_Stored records_
>> BEGIN

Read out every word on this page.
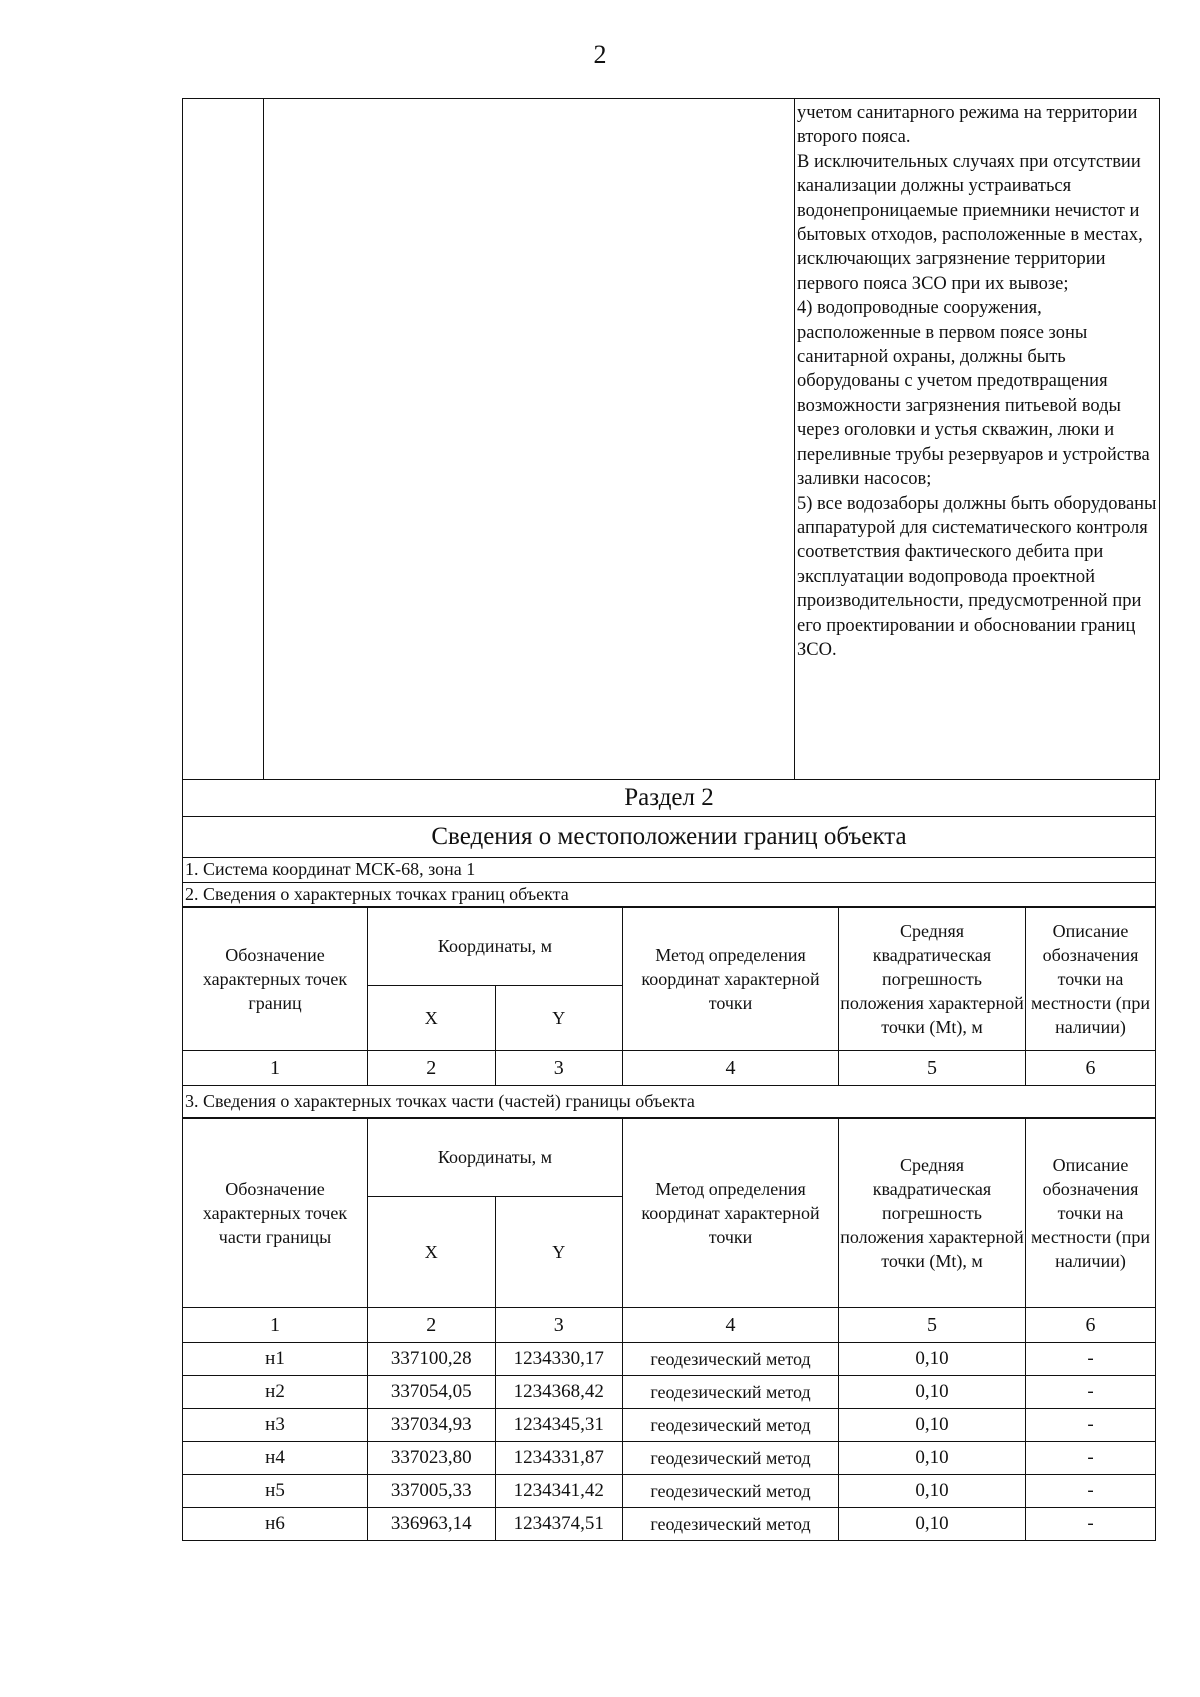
2

учетом санитарного режима на территории второго пояса.
В исключительных случаях при отсутствии канализации должны устраиваться водонепроницаемые приемники нечистот и бытовых отходов, расположенные в местах, исключающих загрязнение территории первого пояса ЗСО при их вывозе;
4) водопроводные сооружения, расположенные в первом поясе зоны санитарной охраны, должны быть оборудованы с учетом предотвращения возможности загрязнения питьевой воды через оголовки и устья скважин, люки и переливные трубы резервуаров и устройства заливки насосов;
5) все водозаборы должны быть оборудованы аппаратурой для систематического контроля соответствия фактического дебита при эксплуатации водопровода проектной производительности, предусмотренной при его проектировании и обосновании границ ЗСО.
Раздел 2
Сведения о местоположении границ объекта
1. Система координат МСК-68, зона 1
2. Сведения о характерных точках границ объекта
Обозначение характерных точек границ	Координаты, м		Метод определения координат характерной точки	Средняя квадратическая погрешность положения характерной точки (Mt), м	Описание обозначения точки на местности (при наличии)
	X	Y			
1	2	3	4	5	6
3. Сведения о характерных точках части (частей) границы объекта
Обозначение характерных точек части границы	Координаты, м		Метод определения координат характерной точки	Средняя квадратическая погрешность положения характерной точки (Mt), м	Описание обозначения точки на местности (при наличии)
	X	Y			
1	2	3	4	5	6
н1	337100,28	1234330,17	геодезический метод	0,10	-
н2	337054,05	1234368,42	геодезический метод	0,10	-
н3	337034,93	1234345,31	геодезический метод	0,10	-
н4	337023,80	1234331,87	геодезический метод	0,10	-
н5	337005,33	1234341,42	геодезический метод	0,10	-
н6	336963,14	1234374,51	геодезический метод	0,10	-
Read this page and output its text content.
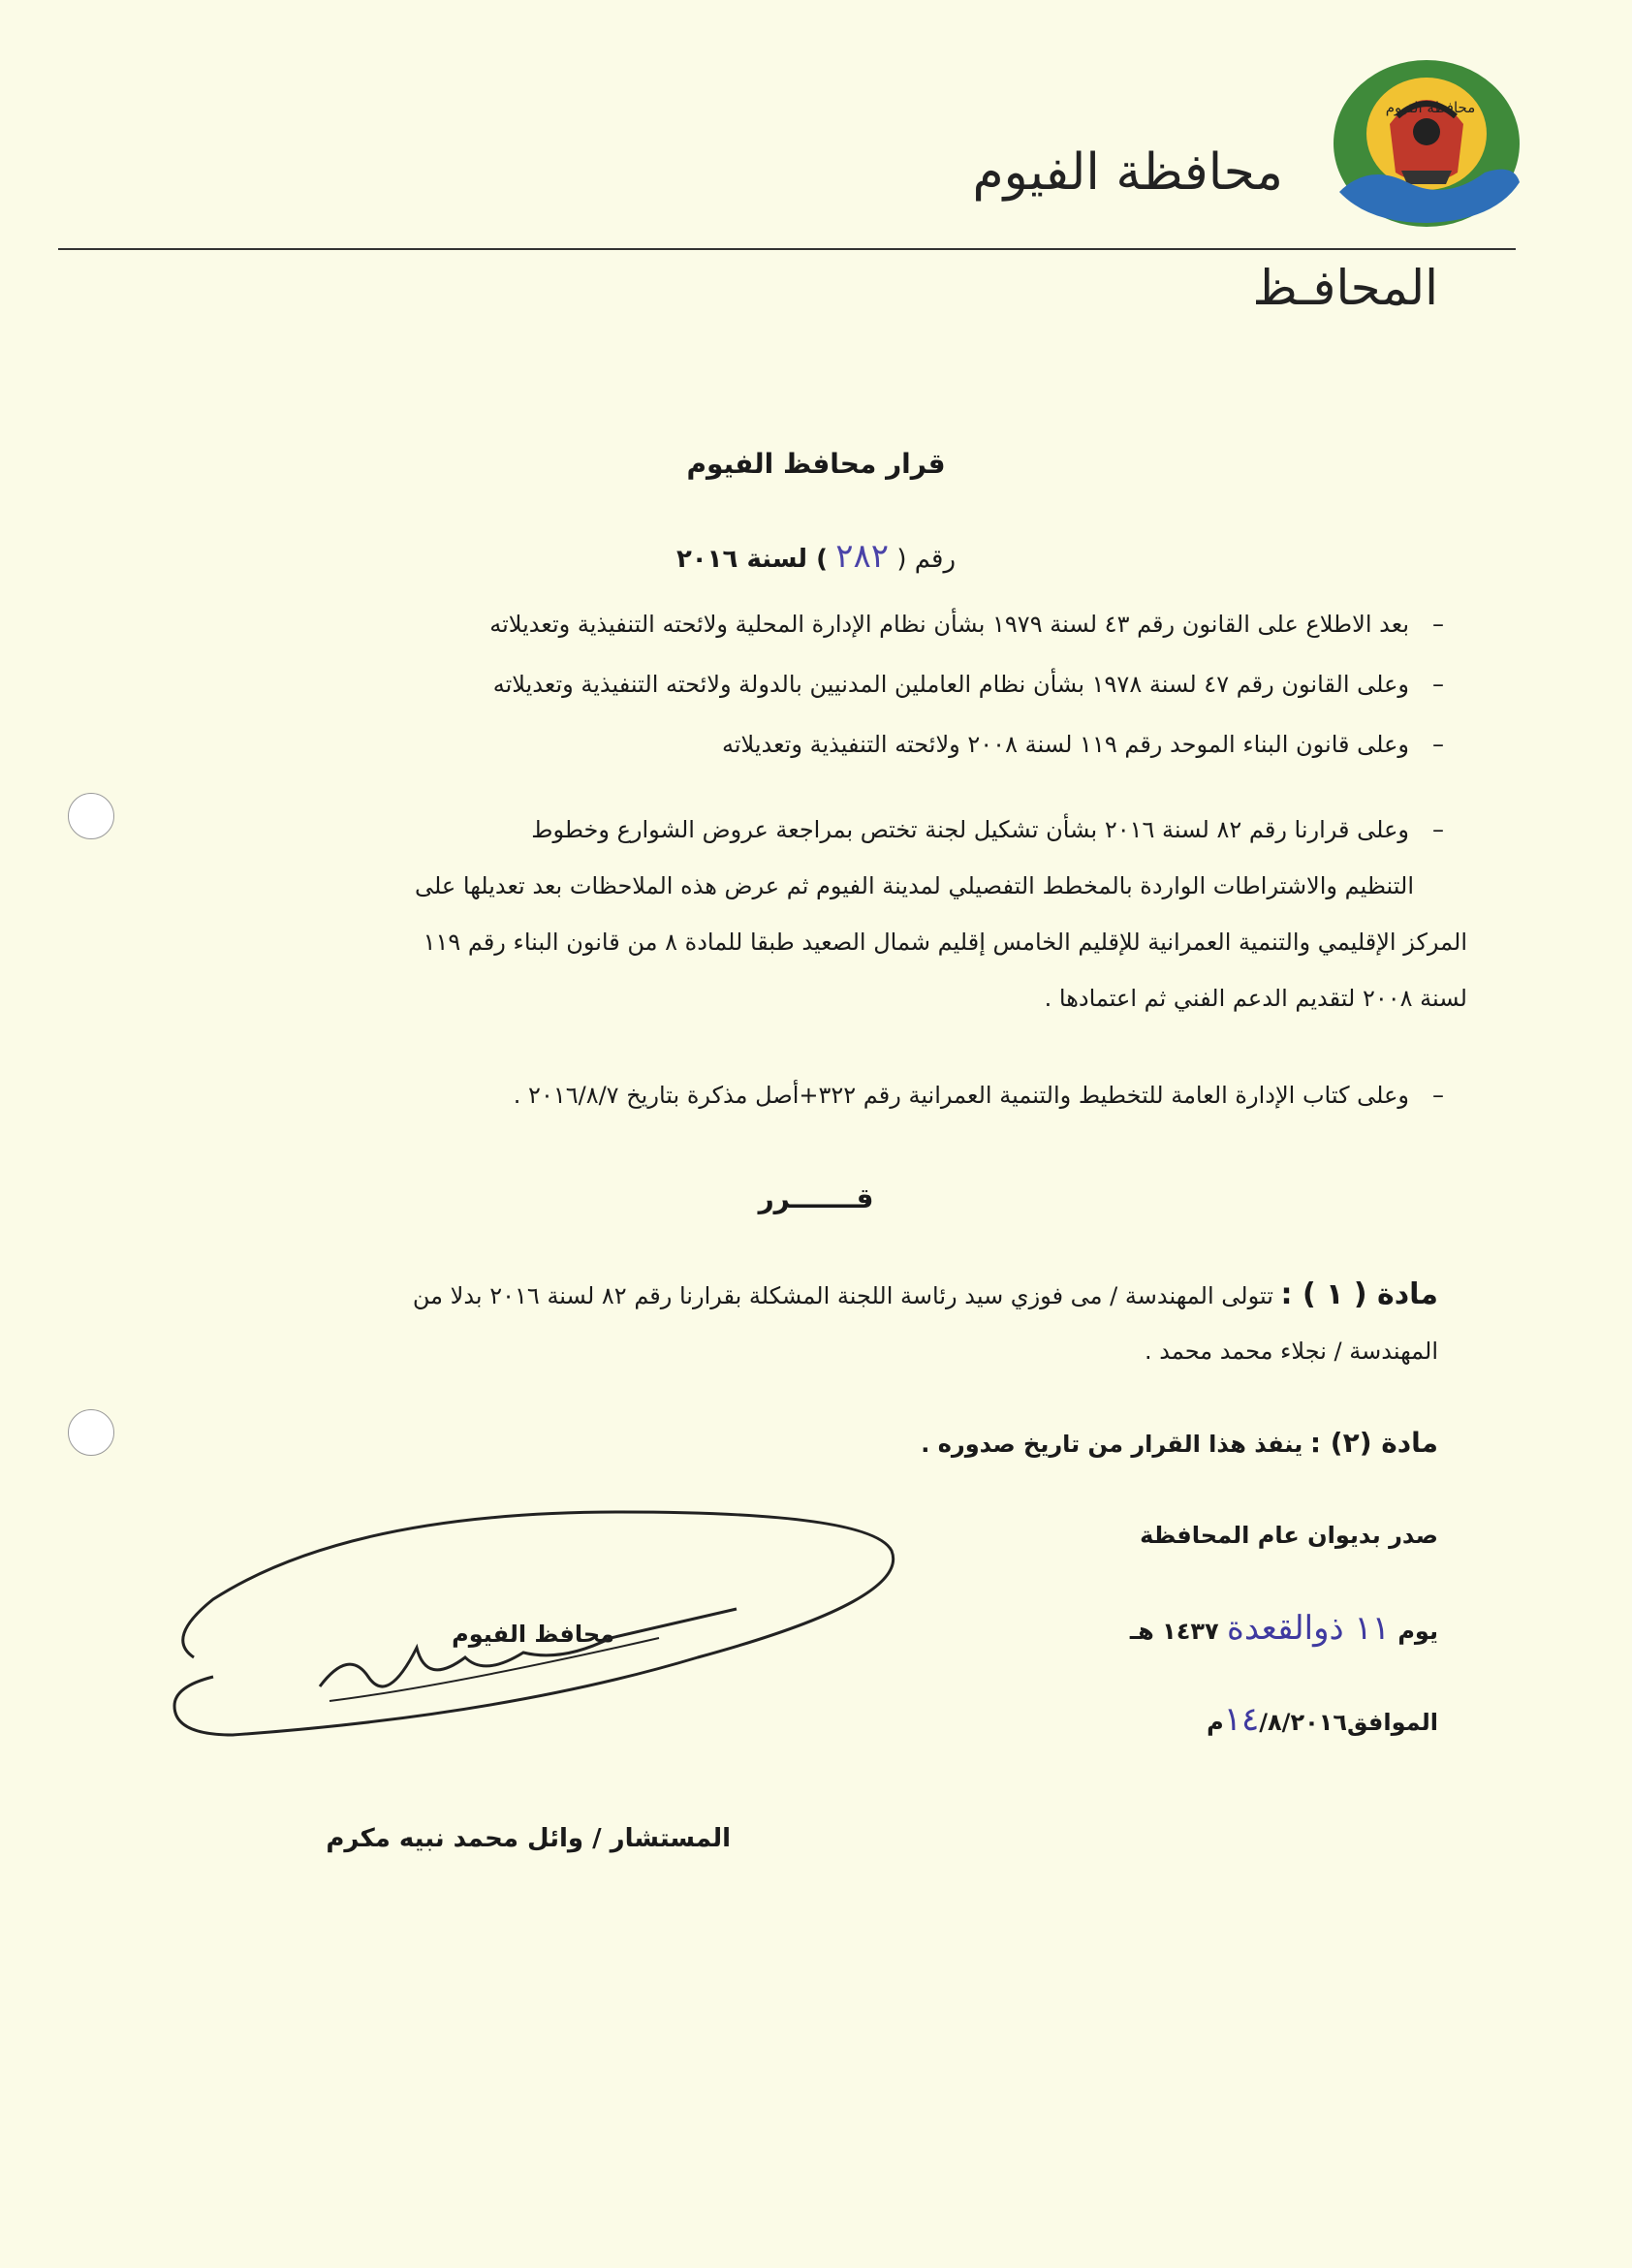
محافظة الفيوم
محافظة الفيوم
المحافـظ
قرار محافظ الفيوم
رقم ( ٢٨٢ ) لسنة ٢٠١٦
–بعد الاطلاع على القانون رقم ٤٣ لسنة ١٩٧٩ بشأن نظام الإدارة المحلية ولائحته التنفيذية وتعديلاته
–وعلى القانون رقم ٤٧ لسنة ١٩٧٨ بشأن نظام العاملين المدنيين بالدولة ولائحته التنفيذية وتعديلاته
–وعلى قانون البناء الموحد رقم ١١٩ لسنة ٢٠٠٨ ولائحته التنفيذية وتعديلاته
–وعلى قرارنا رقم ٨٢ لسنة ٢٠١٦ بشأن تشكيل لجنة تختص بمراجعة عروض الشوارع وخطوط
التنظيم والاشتراطات الواردة بالمخطط التفصيلي لمدينة الفيوم ثم عرض هذه الملاحظات بعد تعديلها على
المركز الإقليمي والتنمية العمرانية للإقليم الخامس إقليم شمال الصعيد طبقا للمادة ٨ من قانون البناء رقم ١١٩
لسنة ٢٠٠٨ لتقديم الدعم الفني ثم اعتمادها .
–وعلى كتاب الإدارة العامة للتخطيط والتنمية العمرانية رقم ٣٢٢+أصل مذكرة بتاريخ ٢٠١٦/٨/٧ .
قـــــــرر
مادة ( ١ ) : تتولى المهندسة / مى فوزي سيد رئاسة اللجنة المشكلة بقرارنا رقم ٨٢ لسنة ٢٠١٦ بدلا من
المهندسة / نجلاء محمد محمد .
مادة (٢) : ينفذ هذا القرار من تاريخ صدوره .
صدر بديوان عام المحافظة
يوم ١١ ذوالقعدة ١٤٣٧ هـ
الموافق١٤/٨/٢٠١٦م
محافظ الفيوم
المستشار / وائل محمد نبيه مكرم
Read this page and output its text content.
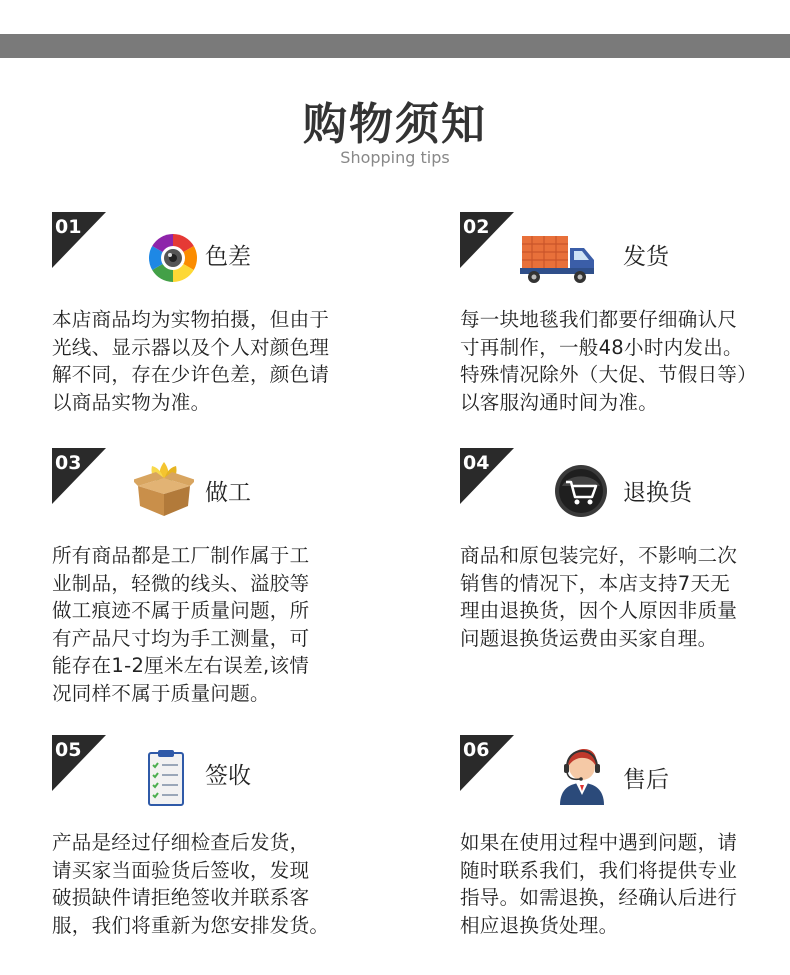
购物须知
Shopping tips
01
色差
本店商品均为实物拍摄，但由于
光线、显示器以及个人对颜色理
解不同，存在少许色差，颜色请
以商品实物为准。
02
发货
每一块地毯我们都要仔细确认尺
寸再制作，一般48小时内发出。
特殊情况除外（大促、节假日等）
以客服沟通时间为准。
03
做工
所有商品都是工厂制作属于工
业制品，轻微的线头、溢胶等
做工痕迹不属于质量问题，所
有产品尺寸均为手工测量，可
能存在1-2厘米左右误差,该情
况同样不属于质量问题。
04
退换货
商品和原包装完好，不影响二次
销售的情况下，本店支持7天无
理由退换货，因个人原因非质量
问题退换货运费由买家自理。
05
签收
产品是经过仔细检查后发货，
请买家当面验货后签收，发现
破损缺件请拒绝签收并联系客
服，我们将重新为您安排发货。
06
售后
如果在使用过程中遇到问题，请
随时联系我们，我们将提供专业
指导。如需退换，经确认后进行
相应退换货处理。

>> END

_Short exercise_
Quote the records above exactly, leaving out any pictures.

_Result_
Read out every word on this page.
2

учетом санитарного режима на территории второго пояса.
В исключительных случаях при отсутствии канализации должны устраиваться водонепроницаемые приемники нечистот и бытовых отходов, расположенные в местах, исключающих загрязнение территории первого пояса ЗСО при их вывозе;
4) водопроводные сооружения, расположенные в первом поясе зоны санитарной охраны, должны быть оборудованы с учетом предотвращения возможности загрязнения питьевой воды через оголовки и устья скважин, люки и переливные трубы резервуаров и устройства заливки насосов;
5) все водозаборы должны быть оборудованы аппаратурой для систематического контроля соответствия фактического дебита при эксплуатации водопровода проектной производительности, предусмотренной при его проектировании и обосновании границ ЗСО.
Раздел 2
Сведения о местоположении границ объекта
1. Система координат МСК-68, зона 1
2. Сведения о характерных точках границ объекта
Обозначение характерных точек границ	Координаты, м		Метод определения координат характерной точки	Средняя квадратическая погрешность положения характерной точки (Mt), м	Описание обозначения точки на местности (при наличии)
	X	Y			
1	2	3	4	5	6
3. Сведения о характерных точках части (частей) границы объекта
Обозначение характерных точек части границы	Координаты, м		Метод определения координат характерной точки	Средняя квадратическая погрешность положения характерной точки (Mt), м	Описание обозначения точки на местности (при наличии)
	X	Y			
1	2	3	4	5	6
н1	337100,28	1234330,17	геодезический метод	0,10	-
н2	337054,05	1234368,42	геодезический метод	0,10	-
н3	337034,93	1234345,31	геодезический метод	0,10	-
н4	337023,80	1234331,87	геодезический метод	0,10	-
н5	337005,33	1234341,42	геодезический метод	0,10	-
н6	336963,14	1234374,51	геодезический метод	0,10	-
Read this page and output its text content.
محافظة الفيوم
محافظة الفيوم
المحافـظ
قرار محافظ الفيوم
رقم ( ٢٨٢ ) لسنة ٢٠١٦
–بعد الاطلاع على القانون رقم ٤٣ لسنة ١٩٧٩ بشأن نظام الإدارة المحلية ولائحته التنفيذية وتعديلاته
–وعلى القانون رقم ٤٧ لسنة ١٩٧٨ بشأن نظام العاملين المدنيين بالدولة ولائحته التنفيذية وتعديلاته
–وعلى قانون البناء الموحد رقم ١١٩ لسنة ٢٠٠٨ ولائحته التنفيذية وتعديلاته
–وعلى قرارنا رقم ٨٢ لسنة ٢٠١٦ بشأن تشكيل لجنة تختص بمراجعة عروض الشوارع وخطوط
التنظيم والاشتراطات الواردة بالمخطط التفصيلي لمدينة الفيوم ثم عرض هذه الملاحظات بعد تعديلها على
المركز الإقليمي والتنمية العمرانية للإقليم الخامس إقليم شمال الصعيد طبقا للمادة ٨ من قانون البناء رقم ١١٩
لسنة ٢٠٠٨ لتقديم الدعم الفني ثم اعتمادها .
–وعلى كتاب الإدارة العامة للتخطيط والتنمية العمرانية رقم ٣٢٢+أصل مذكرة بتاريخ ٢٠١٦/٨/٧ .
قـــــــرر
مادة ( ١ ) : تتولى المهندسة / مى فوزي سيد رئاسة اللجنة المشكلة بقرارنا رقم ٨٢ لسنة ٢٠١٦ بدلا من
المهندسة / نجلاء محمد محمد .
مادة (٢) : ينفذ هذا القرار من تاريخ صدوره .
صدر بديوان عام المحافظة
يوم ١١ ذوالقعدة ١٤٣٧ هـ
الموافق١٤/٨/٢٠١٦م
محافظ الفيوم
المستشار / وائل محمد نبيه مكرم
Read this page and output its text content.
购物须知
Shopping tips
01
色差
本店商品均为实物拍摄，但由于
光线、显示器以及个人对颜色理
解不同，存在少许色差，颜色请
以商品实物为准。
02
发货
每一块地毯我们都要仔细确认尺
寸再制作，一般48小时内发出。
特殊情况除外（大促、节假日等）
以客服沟通时间为准。
03
做工
所有商品都是工厂制作属于工
业制品，轻微的线头、溢胶等
做工痕迹不属于质量问题，所
有产品尺寸均为手工测量，可
能存在1-2厘米左右误差,该情
况同样不属于质量问题。
04
退换货
商品和原包装完好，不影响二次
销售的情况下，本店支持7天无
理由退换货，因个人原因非质量
问题退换货运费由买家自理。
05
签收
产品是经过仔细检查后发货，
请买家当面验货后签收，发现
破损缺件请拒绝签收并联系客
服，我们将重新为您安排发货。
06
售后
如果在使用过程中遇到问题，请
随时联系我们，我们将提供专业
指导。如需退换，经确认后进行
相应退换货处理。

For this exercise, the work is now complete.